Text under study Start Marker

Wednesday, August 01, 2018

Starman Volume 7 - A Starry Knight

Solomon Grundy, got dentures from a horse on Monday.

Volume 7 is the beginning of Jack Knight's space adventure to find the lost brother of his girlfriend Sadie. A lost brother who also was the '80s Starman, Will Payton. Who I know nothing about, other than he had a mullet, I think. That's fine, Jack doesn't get anywhere close to him in this volume.

Instead, he, Mikaal, and a projection of his father from the Mother Box helping to power his Gilded Age spacecraft first stumble on an extremely verbose version of Solomon Grundy, then are drawn into the 30th Century for a quick team-up with a couple of members of the Legion of Super-Heroes. Their return trip is a little off the mark, so they end up on Krypton, where they (naturally) run into a adolescent Jor-El.

The strain may be starting to tell on Jack. (This posting comic panels out of context is great. I should have started this years ago).

I'm curious how that story would have played out with Silver Age Krypton, with all it's weird rainbow fountains and whatnot. Jor-El still has the curious explorer streak here, but I imagine it's being discouraged more than it was in the Pre-Crisis version. After all that, they get back to the proper time and wind up on Rann.

When DC published Rann-Thanagar War as part of the run-up to Infinite Crisis, and cripes, that was a dog's age ago now, I remember some of the comics blogosphere taking mock-sides in the struggle. Most of the blogs I read seemed to favor Thanagar, on the basis of Rannians being a bunch of uptight weenies. Not all that different from the version of Krypton Byrne gave us, I'd say. I didn't have much of a horse in the race, other than Hawkman's an asshole, so I'm not siding with him. But given what they gave Jack and Mikaal as formal wear, Jack might have been better of staying dead.

This story is also the point when Peter Snejbjerg takes over as the regular artist, Steve Yeowell having handled the first issue in the trade and the third (the Grundy issue). Yeowell's Grundy is kind of freaky, not just because of his enormous teeth, but also how much more cruel he seems than normal. It actually feels like Yeowell's doing a bit of a Tom Mandrake look at times in that issue, which they heavy shadows occasionally blurring details or linework.

Of course, this Grundy is a lot more cunning than any Grundy I'm used to. Interesting how different this one is from the one Jack befriended, or the one that helps Culp in the big battle for Opal in a couple volumes. Well, Robinson spent a lot of time on the legacy of Starman, all the different people to carry the title, why not a legacy of Grundys, since he keeps popping back up?

Snejbjerg's first couple of issues, I feel like he's still getting a handle on Jack, but most of his other character work seems on-point. Granted, I don't have much room to judge most of these characters, like Mikaal's old foe, or Star Boy and Umbra/Shadow Lass, but they seem fairly recognizable to me.

Text under study End Marker
Supplied information Start Marker

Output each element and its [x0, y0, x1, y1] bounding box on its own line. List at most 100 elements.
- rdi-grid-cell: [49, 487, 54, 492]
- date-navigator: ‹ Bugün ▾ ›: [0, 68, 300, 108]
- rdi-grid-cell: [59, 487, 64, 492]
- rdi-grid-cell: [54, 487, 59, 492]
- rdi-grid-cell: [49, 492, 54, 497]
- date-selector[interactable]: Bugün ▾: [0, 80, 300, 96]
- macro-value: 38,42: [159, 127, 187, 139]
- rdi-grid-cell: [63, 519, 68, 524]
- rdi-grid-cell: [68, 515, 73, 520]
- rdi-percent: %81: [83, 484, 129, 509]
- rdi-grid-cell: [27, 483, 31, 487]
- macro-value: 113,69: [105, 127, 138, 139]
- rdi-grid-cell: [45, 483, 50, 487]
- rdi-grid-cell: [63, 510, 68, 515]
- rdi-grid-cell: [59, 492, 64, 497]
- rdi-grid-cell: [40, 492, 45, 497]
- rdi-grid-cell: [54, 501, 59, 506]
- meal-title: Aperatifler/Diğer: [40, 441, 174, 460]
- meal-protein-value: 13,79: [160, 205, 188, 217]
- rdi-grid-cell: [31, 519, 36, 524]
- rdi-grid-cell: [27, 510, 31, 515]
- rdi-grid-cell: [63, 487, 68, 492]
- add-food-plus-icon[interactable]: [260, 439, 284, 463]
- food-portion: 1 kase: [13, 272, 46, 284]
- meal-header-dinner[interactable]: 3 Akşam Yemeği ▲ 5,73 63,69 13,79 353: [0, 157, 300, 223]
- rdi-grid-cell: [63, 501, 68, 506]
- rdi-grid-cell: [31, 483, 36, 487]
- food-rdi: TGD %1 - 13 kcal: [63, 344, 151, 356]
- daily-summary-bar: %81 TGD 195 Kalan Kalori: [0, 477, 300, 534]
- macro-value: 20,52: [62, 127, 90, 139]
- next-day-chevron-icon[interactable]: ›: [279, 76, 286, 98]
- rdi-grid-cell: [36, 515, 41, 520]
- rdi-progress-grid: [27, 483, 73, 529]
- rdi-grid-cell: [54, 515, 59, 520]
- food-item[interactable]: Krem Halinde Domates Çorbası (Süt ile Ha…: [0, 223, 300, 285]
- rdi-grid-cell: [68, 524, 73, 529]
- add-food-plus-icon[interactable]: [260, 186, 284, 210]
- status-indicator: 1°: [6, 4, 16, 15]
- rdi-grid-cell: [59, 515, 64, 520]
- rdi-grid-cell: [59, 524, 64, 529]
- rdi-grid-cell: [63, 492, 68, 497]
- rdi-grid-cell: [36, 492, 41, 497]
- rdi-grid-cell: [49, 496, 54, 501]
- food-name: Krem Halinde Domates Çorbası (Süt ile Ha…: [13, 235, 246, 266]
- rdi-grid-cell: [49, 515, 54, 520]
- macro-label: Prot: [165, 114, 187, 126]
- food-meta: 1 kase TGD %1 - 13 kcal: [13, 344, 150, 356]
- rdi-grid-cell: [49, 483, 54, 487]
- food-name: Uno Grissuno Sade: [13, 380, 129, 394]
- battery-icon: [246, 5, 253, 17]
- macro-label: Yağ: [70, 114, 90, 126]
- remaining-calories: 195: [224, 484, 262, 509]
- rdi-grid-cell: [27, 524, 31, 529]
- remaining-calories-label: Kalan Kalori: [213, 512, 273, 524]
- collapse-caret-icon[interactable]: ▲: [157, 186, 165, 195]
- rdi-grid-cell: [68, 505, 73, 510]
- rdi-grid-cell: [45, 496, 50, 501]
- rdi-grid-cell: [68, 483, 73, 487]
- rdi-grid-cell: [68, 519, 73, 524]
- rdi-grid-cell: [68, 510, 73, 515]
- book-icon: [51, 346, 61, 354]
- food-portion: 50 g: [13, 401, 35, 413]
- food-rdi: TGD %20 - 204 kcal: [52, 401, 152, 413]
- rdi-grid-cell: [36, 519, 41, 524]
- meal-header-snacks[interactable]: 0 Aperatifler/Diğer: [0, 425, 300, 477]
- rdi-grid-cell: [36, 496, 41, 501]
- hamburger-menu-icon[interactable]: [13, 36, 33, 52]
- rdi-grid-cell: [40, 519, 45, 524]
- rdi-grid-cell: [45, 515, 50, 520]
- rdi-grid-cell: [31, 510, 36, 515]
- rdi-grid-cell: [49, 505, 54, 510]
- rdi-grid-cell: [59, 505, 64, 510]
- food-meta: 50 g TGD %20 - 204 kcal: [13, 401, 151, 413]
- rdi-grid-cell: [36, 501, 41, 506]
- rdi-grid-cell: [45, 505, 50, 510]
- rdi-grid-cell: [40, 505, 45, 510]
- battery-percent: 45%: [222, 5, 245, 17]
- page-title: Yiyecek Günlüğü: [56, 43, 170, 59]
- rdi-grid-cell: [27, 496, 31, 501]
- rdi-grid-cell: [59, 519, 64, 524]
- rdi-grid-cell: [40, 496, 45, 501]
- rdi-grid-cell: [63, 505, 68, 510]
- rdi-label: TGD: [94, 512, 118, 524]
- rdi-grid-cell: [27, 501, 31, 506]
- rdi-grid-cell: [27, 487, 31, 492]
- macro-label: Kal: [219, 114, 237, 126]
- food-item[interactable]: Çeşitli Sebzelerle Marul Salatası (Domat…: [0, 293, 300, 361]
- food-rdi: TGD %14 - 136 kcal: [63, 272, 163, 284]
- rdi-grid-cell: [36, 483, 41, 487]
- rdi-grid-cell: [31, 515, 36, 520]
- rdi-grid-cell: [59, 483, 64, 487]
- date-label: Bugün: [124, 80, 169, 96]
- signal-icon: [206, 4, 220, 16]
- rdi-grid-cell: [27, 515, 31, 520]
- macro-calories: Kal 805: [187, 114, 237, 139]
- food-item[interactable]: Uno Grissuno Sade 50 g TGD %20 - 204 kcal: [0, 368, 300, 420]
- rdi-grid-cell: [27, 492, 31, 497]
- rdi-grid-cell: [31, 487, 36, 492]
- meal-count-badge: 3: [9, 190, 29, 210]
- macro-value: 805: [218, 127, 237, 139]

Supplied information End Marker

Task instructions:
(1) Answer these questions from the Starman review:
(a) Whose lost brother does Jack Knight go looking for in Volume 7?
(b) Where do Jack and his companions land when their return trip from the 30th Century goes off the mark?
(c) Who takes over as the regular artist with this story?
(2) Could you carry the Starman review forward, picking up after its last sentence?

Expected responses:
(1)
(a) His girlfriend Sadie's lost brother, Will Payton, the '80s Starman.
(b) Krypton.
(c) Peter Snejbjerg.

(2)
So it's the usual sort of quest storyarc, where the character lands in places that are alien to them, but familiar to us. Convenient how that works, but we could always blame it on the Mother Box. That thing might not be in any hurry to go back to hanging around Orion, the big sourpuss. And Jack's enough of an oddball to make it interesting to see these places through his eyes. He's unphased when you might expect him to be, but gets shaken or stunned at the most unexpected times. Him grossing out Jor-El's dad by discussing, gasp, sex, was kind of hilarious. Although I'd half expect post-Crisis Kryptonians to use some incredibly damaging mind probe on what they'd no doubt consider lesser species.

7 comments:

SallyP said...

I have to admit, the whole "Jack in Spaaaaaaace" storyline was my least favorite.

CalvinPitt said...

Because it just got too far off-track from Opal City stuff, or not digging the locales, or something else? I still haven't gotten the next trade yet (it's price is dropping closer to my range, though), but I've read other people who said it dragged on too long.

SallyP said...

Well, I always found Will Payton to be boring, and having Sadie make Jack go off on a quest in order to win her love is positively medieval.

CalvinPitt said...

I could see that. I've barely even been thinking of Payton as a character. I treat him as a MacGuffin, an excuse to send Jack into space. I'm not entirely sure that's how Robinson intends it, but I don't have any attachment to Payton to care about him, so that's how it's worked for me.

Doesn't help any with Sadie sending Jack out there, though.

thekelvingreen said...

Back when I was getting back into comics in 1999ish, everyone was raving about Starman but because I was never a DC person and because it was halfway through its run, I never investigated. I should take the time now, assuming DC's collection policy has improved, and give it a go.

SallyP said...

It really is pretty fabulous.

The Pretentious Fool said...

I was not a huge fan of teh Jack in Space stuff myself. There were some cool callbacks, like the Swamp Thing tie-in, but mostly it just didn't feel like it fit with the rest of the series. I really loved all of the work to make Opal City feel like a real place, with a wonderful ensemble cast that all have detail and depth to them. This sidetrek just fell a little flat for me.